— Start Task material —

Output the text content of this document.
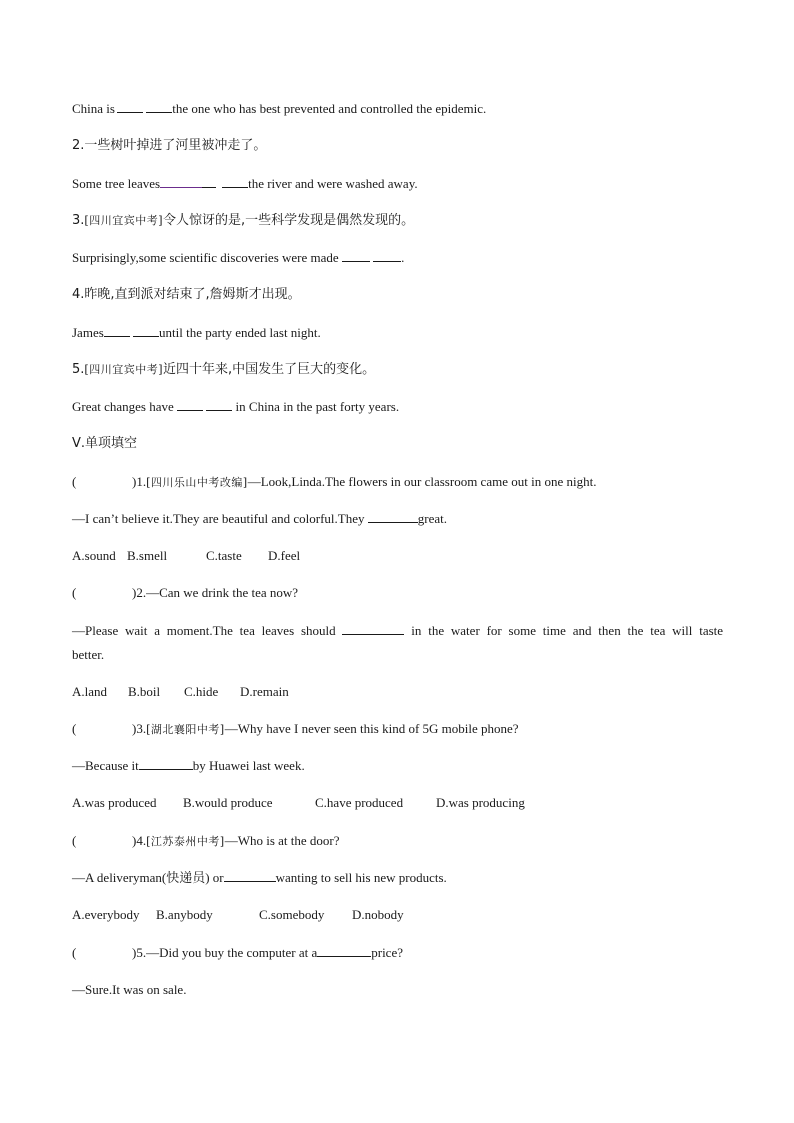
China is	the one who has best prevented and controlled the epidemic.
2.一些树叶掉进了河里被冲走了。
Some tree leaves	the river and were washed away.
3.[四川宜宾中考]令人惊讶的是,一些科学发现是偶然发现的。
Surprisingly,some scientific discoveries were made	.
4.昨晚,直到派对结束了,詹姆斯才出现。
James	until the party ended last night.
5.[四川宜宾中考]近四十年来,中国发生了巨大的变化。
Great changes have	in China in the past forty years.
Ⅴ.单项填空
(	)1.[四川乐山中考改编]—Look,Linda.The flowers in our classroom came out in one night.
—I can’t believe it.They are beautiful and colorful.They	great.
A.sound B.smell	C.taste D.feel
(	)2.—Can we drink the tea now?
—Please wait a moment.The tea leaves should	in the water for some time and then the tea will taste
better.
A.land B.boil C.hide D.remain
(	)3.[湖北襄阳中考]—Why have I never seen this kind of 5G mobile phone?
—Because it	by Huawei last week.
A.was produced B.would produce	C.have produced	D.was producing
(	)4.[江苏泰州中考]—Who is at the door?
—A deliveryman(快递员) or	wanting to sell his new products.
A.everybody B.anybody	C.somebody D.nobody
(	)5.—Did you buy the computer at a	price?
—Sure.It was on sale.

— End Task material —

Given task
Pull every line containing "leaves" from the data.

Output
Some tree leaves	the river and were washed away.
—Please wait a moment.The tea leaves should	in the water for some time and then the tea will taste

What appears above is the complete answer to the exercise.